Stored entries:
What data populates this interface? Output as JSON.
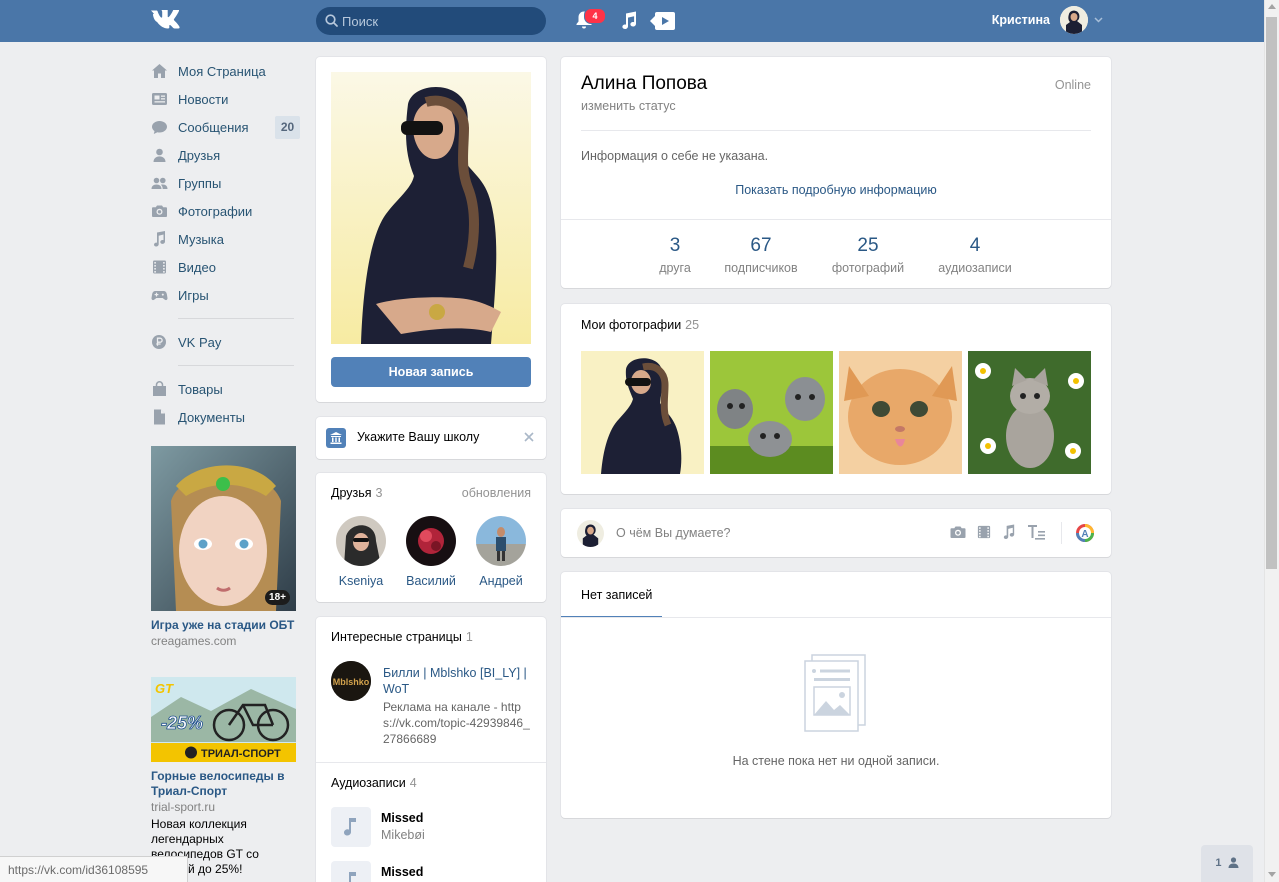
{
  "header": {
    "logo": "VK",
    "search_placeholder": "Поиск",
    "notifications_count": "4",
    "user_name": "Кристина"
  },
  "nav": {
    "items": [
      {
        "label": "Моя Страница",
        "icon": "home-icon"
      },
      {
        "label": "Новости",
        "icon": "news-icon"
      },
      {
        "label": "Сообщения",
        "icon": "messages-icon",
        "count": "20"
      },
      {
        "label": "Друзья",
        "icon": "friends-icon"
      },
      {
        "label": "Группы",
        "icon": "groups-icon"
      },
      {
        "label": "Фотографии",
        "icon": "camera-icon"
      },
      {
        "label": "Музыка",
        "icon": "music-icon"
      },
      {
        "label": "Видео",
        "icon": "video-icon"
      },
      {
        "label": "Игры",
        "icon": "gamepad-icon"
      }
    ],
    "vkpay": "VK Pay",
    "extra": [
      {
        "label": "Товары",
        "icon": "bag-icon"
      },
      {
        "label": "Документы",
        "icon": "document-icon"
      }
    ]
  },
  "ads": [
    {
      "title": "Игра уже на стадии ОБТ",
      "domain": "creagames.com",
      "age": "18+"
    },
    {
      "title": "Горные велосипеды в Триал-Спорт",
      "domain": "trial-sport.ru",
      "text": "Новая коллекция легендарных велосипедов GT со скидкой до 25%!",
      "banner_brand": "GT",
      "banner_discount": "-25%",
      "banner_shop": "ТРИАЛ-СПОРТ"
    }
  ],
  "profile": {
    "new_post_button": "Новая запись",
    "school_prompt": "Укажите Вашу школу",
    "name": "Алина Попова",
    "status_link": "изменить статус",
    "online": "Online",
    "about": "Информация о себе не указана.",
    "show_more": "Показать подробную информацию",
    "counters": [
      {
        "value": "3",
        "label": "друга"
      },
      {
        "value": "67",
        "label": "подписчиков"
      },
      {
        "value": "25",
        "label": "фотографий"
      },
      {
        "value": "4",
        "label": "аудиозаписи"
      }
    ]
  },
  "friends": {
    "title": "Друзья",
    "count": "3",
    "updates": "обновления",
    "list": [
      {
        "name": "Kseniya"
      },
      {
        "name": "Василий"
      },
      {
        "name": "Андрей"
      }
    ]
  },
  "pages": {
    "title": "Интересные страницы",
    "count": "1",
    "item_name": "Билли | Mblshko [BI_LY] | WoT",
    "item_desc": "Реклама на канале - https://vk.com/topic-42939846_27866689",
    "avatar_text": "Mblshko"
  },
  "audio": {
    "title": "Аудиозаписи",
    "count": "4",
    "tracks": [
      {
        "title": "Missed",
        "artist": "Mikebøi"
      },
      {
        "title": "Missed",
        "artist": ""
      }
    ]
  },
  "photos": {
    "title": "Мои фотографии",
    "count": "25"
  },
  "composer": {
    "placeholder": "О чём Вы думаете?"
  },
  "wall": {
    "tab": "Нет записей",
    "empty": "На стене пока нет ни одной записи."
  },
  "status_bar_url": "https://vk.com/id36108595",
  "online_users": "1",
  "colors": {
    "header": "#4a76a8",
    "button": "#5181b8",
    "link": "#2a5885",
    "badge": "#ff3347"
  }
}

* * *

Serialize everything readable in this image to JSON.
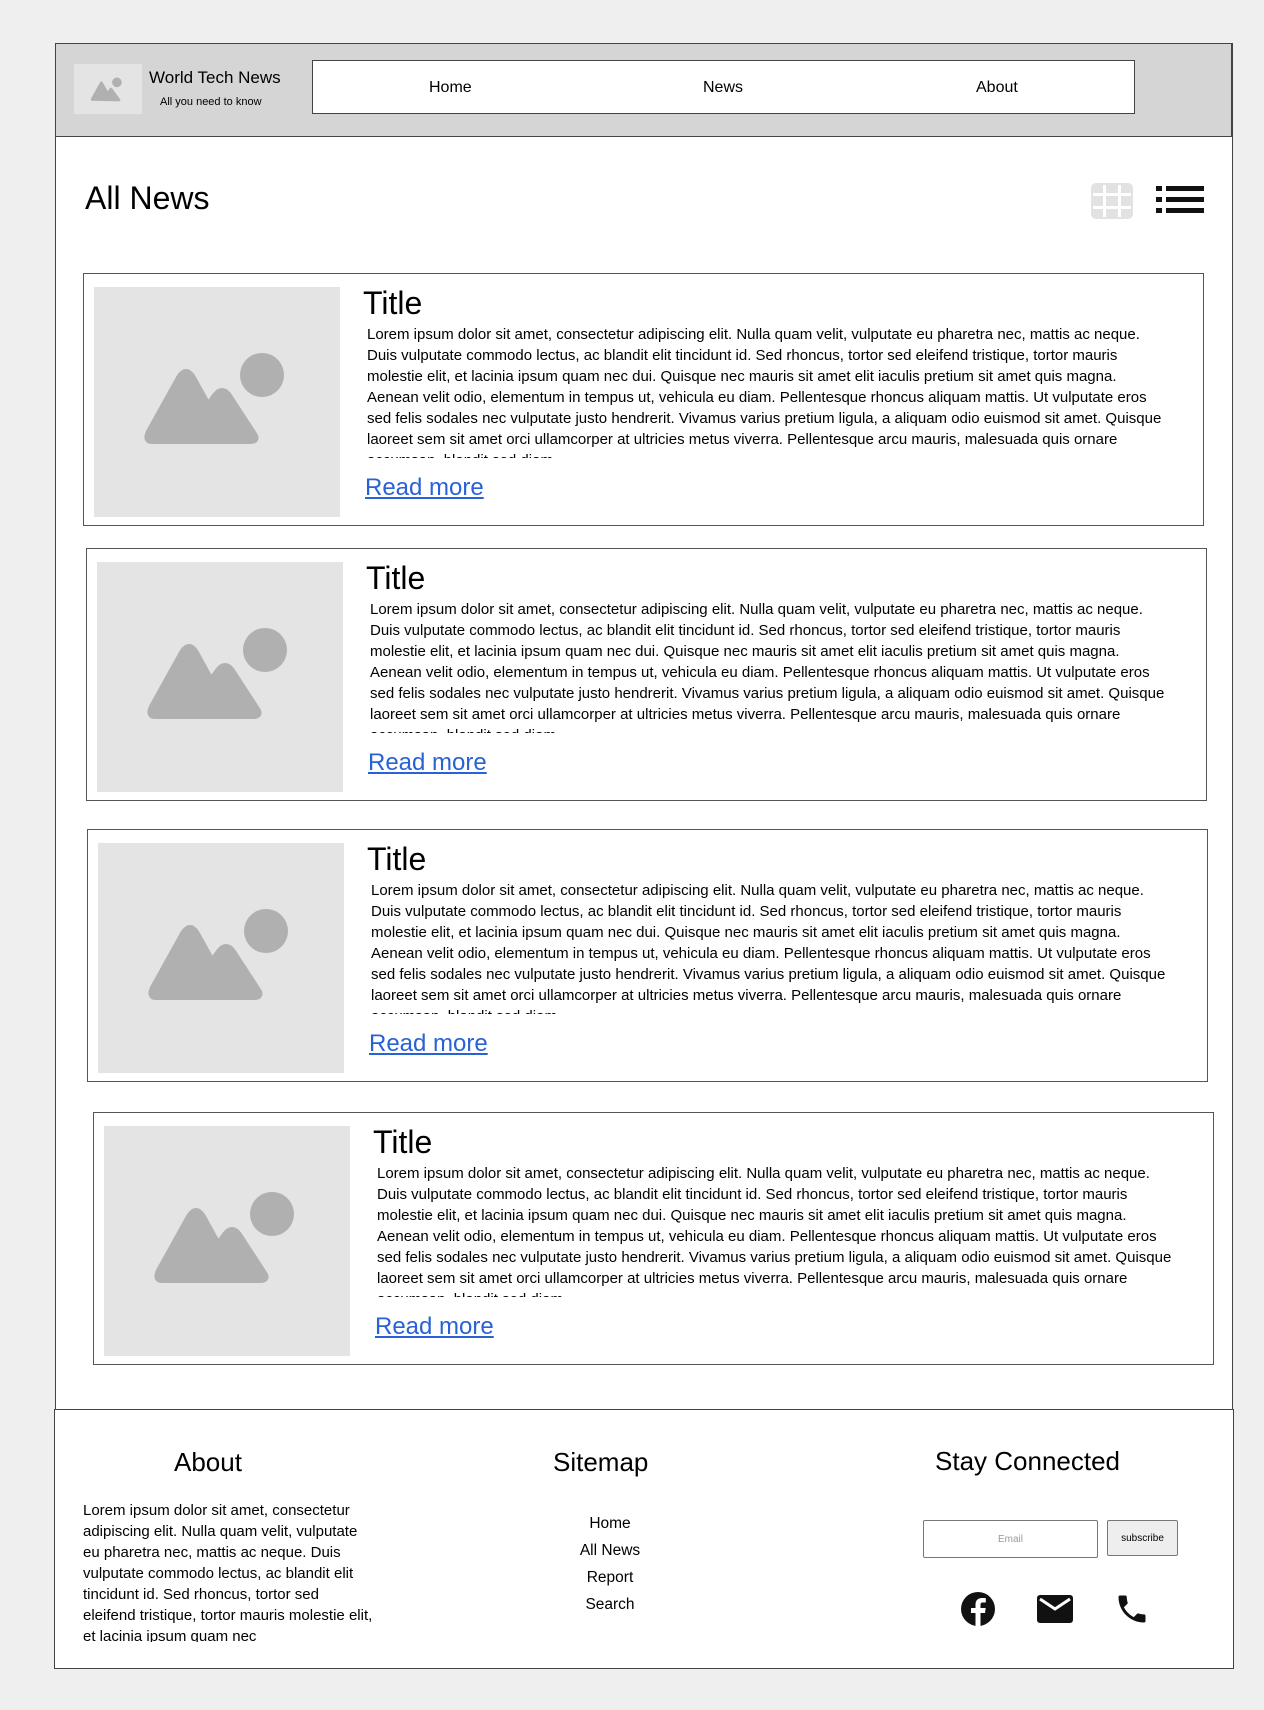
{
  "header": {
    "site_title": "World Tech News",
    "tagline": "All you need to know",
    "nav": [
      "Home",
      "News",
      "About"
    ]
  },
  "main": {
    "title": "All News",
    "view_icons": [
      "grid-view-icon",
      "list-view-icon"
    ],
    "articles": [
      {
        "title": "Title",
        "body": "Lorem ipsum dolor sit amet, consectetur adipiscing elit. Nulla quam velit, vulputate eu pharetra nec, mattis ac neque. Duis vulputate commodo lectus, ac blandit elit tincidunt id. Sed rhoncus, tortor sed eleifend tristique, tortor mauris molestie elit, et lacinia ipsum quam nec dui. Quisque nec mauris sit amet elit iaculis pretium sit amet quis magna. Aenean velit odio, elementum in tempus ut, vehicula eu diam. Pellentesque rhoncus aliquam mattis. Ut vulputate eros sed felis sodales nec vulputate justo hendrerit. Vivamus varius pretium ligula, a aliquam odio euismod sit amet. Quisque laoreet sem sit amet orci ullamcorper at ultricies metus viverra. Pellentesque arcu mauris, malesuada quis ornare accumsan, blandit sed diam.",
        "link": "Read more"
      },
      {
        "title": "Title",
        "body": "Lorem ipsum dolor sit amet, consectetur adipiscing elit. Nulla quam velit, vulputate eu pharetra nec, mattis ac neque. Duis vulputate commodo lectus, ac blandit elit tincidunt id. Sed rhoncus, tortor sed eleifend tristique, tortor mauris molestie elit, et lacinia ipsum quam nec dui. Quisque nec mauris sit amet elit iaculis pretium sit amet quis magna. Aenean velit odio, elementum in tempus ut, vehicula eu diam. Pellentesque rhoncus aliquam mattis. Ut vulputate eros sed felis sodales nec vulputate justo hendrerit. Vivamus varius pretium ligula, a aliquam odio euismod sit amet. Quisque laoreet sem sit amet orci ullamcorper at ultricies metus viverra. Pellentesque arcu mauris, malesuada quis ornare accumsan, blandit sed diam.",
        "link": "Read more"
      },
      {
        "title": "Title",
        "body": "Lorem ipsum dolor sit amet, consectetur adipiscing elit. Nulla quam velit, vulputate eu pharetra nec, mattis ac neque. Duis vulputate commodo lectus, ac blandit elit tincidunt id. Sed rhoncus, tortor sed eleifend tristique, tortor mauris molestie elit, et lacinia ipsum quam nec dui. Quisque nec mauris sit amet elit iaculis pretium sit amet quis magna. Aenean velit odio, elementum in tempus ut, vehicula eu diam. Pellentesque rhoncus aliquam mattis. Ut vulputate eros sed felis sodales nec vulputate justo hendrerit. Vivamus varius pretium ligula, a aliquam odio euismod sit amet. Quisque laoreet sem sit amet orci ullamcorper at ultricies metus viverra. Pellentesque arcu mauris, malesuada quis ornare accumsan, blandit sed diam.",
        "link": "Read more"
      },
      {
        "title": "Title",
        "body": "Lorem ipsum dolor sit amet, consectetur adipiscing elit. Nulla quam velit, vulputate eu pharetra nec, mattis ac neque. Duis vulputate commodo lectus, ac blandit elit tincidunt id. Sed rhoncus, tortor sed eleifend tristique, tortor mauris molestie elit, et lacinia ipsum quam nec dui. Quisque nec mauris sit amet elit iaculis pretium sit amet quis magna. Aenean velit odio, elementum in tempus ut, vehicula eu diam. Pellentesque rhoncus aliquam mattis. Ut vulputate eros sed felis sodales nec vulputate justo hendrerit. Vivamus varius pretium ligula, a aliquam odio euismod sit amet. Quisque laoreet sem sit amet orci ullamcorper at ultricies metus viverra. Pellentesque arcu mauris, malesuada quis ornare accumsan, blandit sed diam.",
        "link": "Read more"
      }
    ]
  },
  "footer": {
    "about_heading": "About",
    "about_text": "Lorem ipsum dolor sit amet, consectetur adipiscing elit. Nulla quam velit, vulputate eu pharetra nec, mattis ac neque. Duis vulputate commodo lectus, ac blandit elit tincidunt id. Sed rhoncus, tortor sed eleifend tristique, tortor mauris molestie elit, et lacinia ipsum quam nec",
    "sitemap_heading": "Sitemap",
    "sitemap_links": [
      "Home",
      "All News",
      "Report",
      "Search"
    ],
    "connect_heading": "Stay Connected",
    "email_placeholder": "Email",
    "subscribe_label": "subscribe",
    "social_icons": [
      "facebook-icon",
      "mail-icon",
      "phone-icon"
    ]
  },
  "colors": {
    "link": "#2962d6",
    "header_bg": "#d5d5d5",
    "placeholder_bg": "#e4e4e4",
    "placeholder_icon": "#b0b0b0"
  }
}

§ **Stated task**: Which lines hold the string "this"? List them all.

§ **Output below**:
What data populates this interface? Output as JSON.
Serialize everything readable in this image to JSON.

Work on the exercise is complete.